[START]

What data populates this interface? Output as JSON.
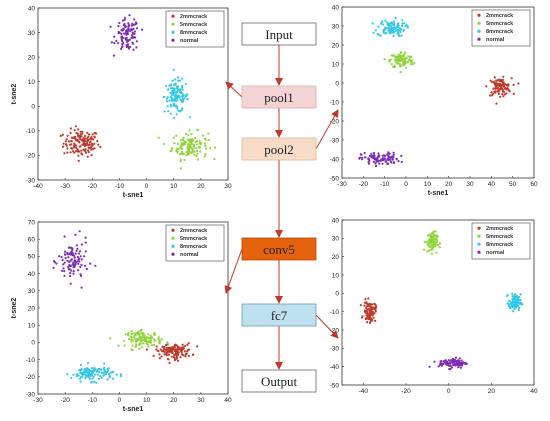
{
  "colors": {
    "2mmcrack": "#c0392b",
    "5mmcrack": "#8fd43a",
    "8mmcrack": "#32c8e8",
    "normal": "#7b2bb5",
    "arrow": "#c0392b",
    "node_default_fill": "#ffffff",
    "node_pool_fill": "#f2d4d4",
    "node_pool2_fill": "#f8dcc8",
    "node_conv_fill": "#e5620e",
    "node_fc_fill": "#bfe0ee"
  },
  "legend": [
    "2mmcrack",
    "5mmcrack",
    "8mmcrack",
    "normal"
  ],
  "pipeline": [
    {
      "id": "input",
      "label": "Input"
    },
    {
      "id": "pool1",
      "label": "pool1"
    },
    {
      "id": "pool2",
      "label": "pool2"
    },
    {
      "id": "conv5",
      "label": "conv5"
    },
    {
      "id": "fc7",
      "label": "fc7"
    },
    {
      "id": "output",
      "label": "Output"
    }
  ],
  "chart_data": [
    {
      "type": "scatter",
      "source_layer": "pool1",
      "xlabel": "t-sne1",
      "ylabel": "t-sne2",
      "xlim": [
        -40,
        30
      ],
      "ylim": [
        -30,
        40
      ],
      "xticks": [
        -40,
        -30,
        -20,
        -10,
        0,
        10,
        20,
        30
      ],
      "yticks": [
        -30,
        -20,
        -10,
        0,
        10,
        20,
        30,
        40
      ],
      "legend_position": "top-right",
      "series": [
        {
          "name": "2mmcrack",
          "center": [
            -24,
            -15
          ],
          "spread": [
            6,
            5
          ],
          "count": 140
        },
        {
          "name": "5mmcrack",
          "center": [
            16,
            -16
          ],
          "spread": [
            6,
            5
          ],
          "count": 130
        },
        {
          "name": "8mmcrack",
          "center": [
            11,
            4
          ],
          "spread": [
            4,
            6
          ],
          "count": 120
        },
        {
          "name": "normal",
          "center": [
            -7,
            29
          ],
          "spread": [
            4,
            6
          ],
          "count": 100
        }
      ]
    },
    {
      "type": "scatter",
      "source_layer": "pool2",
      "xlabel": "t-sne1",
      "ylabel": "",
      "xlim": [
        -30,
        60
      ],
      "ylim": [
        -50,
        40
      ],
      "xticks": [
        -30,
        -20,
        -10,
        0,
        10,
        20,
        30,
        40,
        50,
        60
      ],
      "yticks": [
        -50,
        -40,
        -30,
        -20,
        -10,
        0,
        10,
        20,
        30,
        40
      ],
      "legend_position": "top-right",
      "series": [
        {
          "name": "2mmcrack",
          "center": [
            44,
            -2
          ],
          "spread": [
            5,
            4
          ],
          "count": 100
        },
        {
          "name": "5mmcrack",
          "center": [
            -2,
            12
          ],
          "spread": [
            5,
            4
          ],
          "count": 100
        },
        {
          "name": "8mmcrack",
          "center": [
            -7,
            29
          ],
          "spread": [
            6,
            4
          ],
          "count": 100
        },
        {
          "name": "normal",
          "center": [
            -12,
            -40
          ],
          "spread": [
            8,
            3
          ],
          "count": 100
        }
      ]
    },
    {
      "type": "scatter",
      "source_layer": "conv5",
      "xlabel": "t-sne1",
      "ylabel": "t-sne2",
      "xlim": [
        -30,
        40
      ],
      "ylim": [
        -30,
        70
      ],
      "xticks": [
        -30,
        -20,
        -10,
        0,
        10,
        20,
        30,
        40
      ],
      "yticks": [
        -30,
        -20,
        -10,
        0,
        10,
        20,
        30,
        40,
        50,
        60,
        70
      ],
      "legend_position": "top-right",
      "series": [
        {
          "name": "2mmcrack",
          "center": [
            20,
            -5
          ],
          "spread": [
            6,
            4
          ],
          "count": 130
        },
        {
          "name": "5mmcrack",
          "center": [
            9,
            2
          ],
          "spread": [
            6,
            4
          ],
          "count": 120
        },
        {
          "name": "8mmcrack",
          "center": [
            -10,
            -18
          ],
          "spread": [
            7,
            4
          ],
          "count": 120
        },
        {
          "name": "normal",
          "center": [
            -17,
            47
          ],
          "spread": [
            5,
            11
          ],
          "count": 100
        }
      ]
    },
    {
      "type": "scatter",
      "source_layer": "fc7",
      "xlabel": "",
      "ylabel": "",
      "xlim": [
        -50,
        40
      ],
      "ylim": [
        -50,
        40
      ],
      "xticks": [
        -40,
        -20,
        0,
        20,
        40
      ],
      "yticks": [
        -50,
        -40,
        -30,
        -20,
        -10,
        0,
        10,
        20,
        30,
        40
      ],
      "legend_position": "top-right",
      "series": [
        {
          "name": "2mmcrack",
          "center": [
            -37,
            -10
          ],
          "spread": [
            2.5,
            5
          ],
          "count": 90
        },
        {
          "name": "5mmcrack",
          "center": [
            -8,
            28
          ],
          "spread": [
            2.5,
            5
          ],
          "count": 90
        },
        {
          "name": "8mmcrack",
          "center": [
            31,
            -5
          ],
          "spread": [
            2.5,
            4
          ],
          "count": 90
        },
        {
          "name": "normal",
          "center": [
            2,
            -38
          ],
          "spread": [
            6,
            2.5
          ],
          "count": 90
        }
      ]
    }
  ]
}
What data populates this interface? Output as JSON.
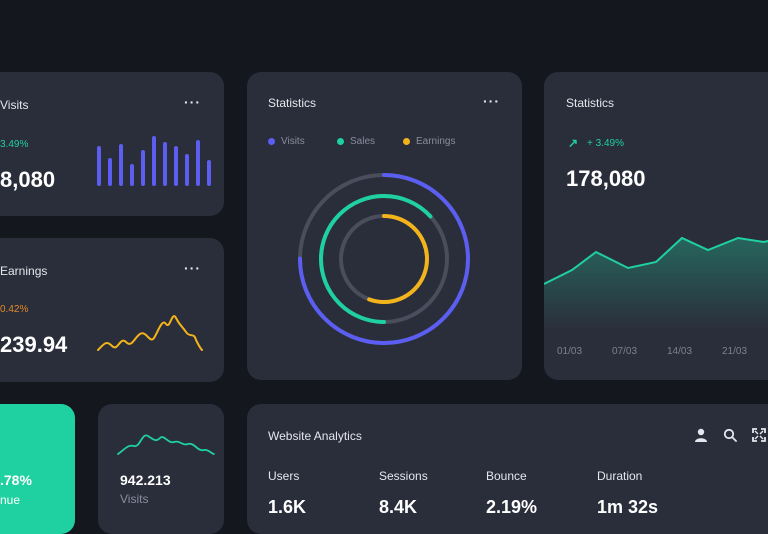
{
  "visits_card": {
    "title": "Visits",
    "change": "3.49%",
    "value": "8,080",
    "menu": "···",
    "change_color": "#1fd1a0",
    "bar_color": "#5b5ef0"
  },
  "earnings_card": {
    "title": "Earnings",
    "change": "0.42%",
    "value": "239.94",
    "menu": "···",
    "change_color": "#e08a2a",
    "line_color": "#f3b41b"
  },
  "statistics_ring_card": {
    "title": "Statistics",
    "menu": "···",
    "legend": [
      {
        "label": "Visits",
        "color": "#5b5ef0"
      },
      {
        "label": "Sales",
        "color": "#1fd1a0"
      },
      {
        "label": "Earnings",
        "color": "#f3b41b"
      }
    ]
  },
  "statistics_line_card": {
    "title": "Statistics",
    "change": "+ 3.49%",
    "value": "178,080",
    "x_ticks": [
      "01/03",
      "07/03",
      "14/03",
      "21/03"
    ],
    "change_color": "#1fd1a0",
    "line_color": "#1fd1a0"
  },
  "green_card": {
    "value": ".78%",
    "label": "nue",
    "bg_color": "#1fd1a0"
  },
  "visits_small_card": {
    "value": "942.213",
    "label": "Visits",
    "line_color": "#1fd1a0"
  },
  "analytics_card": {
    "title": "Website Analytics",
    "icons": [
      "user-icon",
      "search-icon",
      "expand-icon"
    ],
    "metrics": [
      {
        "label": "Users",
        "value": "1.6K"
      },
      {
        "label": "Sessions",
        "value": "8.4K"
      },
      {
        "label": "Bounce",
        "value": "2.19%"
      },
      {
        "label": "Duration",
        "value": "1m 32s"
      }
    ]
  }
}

[END]

◆ **What you are asked to do**
Using the listing above, list every line in which the string "value" occurs.

◆ **Answer to the exercise**
    "value": "8,080",
    "value": "239.94",
    "value": "178,080",
    "value": ".78%",
    "value": "942.213",
        "value": "1.6K"
        "value": "8.4K"
        "value": "2.19%"
        "value": "1m 32s"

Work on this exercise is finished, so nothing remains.